Dataset entries on figures:
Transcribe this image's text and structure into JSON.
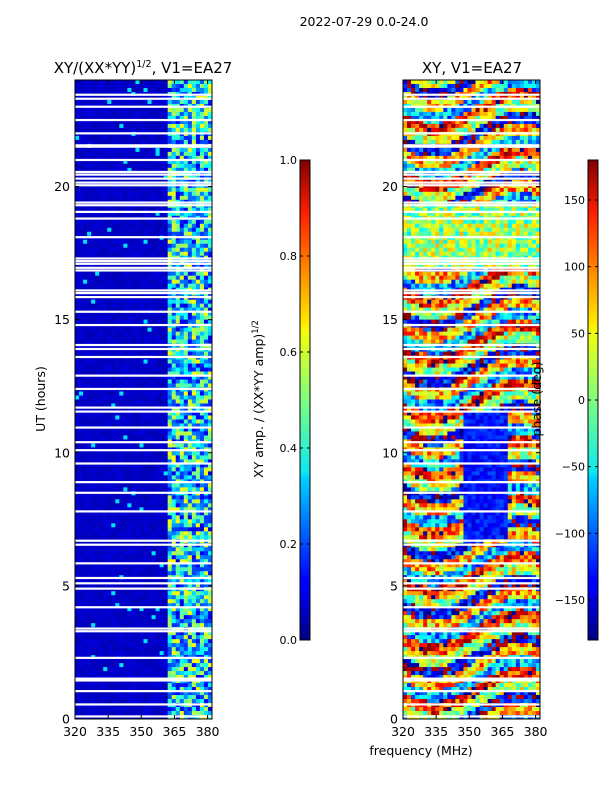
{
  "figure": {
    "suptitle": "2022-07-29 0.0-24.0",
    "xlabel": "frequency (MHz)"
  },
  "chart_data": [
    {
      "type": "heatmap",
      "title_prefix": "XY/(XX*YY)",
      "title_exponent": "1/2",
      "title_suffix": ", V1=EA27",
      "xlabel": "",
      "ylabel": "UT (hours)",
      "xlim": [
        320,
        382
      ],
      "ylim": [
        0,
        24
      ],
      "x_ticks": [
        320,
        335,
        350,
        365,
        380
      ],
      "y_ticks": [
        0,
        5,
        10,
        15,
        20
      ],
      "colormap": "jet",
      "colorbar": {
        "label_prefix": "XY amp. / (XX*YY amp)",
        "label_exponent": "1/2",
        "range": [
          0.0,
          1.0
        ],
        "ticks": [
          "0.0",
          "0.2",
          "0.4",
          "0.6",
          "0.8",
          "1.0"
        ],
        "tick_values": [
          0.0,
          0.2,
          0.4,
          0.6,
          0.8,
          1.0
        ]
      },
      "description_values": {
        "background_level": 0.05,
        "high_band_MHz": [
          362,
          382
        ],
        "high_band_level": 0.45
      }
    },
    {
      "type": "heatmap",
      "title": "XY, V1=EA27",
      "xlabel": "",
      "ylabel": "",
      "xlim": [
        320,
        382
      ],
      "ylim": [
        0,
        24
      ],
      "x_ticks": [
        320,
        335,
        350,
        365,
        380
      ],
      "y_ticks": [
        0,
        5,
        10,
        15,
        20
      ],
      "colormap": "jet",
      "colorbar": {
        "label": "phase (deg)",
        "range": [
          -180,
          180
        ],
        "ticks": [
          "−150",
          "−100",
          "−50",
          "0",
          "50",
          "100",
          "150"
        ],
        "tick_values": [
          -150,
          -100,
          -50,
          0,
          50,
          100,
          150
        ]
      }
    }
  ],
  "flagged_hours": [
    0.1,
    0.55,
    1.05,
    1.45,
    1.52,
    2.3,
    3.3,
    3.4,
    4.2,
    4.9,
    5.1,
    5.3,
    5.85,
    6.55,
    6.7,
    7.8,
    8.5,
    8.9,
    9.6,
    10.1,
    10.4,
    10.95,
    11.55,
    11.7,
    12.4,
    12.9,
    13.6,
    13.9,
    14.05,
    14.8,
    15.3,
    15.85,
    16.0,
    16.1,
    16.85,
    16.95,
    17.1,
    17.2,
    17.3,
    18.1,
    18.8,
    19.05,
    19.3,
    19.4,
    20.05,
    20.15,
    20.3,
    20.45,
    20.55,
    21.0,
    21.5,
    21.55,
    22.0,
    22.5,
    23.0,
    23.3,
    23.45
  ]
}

---

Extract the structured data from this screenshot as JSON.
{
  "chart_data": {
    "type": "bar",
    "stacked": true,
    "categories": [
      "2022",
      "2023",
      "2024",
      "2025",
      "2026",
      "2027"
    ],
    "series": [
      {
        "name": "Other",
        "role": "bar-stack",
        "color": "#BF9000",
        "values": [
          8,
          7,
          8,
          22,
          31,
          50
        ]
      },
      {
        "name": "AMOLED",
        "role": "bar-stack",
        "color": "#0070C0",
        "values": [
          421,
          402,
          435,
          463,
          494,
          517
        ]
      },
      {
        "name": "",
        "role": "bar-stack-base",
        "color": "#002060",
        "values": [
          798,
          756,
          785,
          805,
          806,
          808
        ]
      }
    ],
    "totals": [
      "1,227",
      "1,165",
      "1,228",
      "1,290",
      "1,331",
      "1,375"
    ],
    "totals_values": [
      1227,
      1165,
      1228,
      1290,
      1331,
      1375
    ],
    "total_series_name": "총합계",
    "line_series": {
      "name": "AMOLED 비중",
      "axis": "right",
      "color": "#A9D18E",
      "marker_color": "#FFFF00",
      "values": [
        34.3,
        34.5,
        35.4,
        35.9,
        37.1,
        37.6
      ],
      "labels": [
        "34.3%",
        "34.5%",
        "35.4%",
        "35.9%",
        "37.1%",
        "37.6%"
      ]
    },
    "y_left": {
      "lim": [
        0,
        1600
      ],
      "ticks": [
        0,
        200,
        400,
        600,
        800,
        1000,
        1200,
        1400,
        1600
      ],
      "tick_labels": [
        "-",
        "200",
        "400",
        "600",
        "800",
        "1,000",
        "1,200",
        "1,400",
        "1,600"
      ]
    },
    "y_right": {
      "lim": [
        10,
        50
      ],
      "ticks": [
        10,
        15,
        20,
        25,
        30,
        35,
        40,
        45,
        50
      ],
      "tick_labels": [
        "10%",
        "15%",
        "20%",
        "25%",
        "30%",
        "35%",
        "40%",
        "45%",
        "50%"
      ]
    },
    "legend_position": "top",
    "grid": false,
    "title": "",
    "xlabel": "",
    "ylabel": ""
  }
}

==

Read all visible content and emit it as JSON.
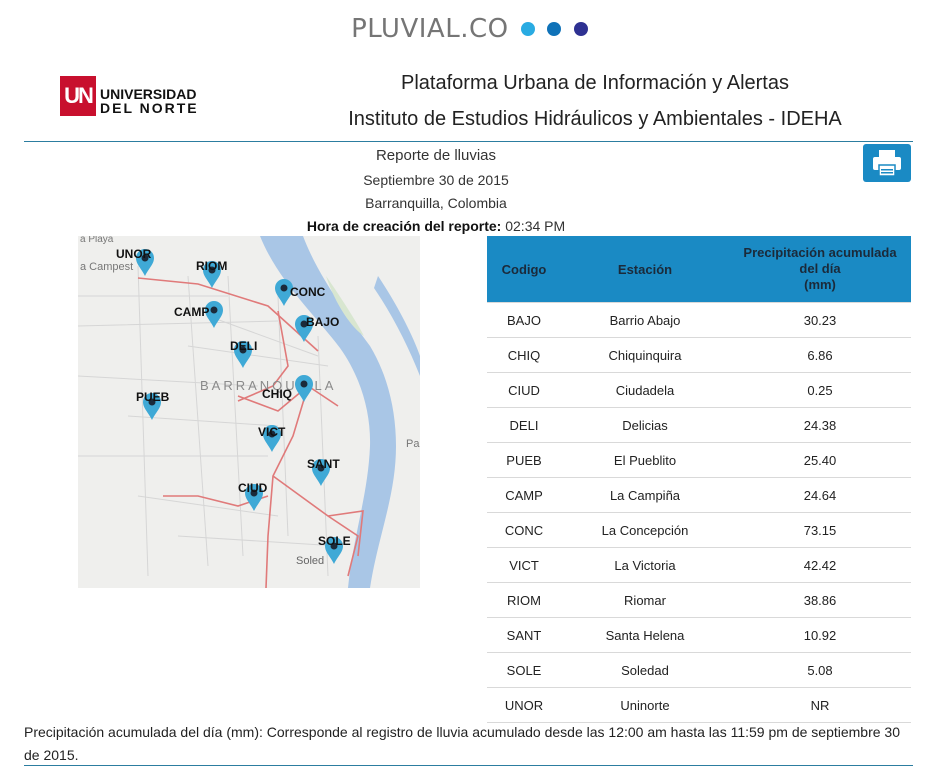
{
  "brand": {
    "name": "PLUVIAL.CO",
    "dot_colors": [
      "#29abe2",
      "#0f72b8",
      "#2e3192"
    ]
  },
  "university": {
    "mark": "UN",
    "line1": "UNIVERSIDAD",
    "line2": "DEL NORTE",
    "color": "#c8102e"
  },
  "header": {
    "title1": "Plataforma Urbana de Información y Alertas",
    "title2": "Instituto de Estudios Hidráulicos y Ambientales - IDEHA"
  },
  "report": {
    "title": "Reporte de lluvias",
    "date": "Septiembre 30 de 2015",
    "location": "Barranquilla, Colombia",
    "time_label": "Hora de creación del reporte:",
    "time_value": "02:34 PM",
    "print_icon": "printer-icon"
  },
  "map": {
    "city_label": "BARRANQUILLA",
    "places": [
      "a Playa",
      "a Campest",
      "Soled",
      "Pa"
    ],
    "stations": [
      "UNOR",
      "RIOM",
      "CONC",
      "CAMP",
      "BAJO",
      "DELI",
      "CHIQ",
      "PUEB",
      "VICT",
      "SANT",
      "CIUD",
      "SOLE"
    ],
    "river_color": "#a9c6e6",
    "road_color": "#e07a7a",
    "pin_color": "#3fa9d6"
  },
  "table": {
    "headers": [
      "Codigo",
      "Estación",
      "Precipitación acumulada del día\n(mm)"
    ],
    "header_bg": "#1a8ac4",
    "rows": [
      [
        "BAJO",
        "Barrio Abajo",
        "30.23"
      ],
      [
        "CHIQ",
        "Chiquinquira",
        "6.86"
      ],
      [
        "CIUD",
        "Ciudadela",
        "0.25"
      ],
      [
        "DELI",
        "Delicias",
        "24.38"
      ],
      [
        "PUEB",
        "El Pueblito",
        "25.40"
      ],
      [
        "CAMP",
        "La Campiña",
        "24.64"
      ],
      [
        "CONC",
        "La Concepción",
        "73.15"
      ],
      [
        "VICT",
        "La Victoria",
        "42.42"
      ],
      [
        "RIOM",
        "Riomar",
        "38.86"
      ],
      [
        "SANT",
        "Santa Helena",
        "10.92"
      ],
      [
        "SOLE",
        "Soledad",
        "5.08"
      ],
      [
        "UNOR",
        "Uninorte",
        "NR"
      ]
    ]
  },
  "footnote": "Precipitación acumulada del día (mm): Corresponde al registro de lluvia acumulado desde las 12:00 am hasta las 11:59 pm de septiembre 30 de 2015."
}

## [What you should do]
Say the number of lines in the listing that hold "JSON", with no added words.

## [Solution to the exercise]
3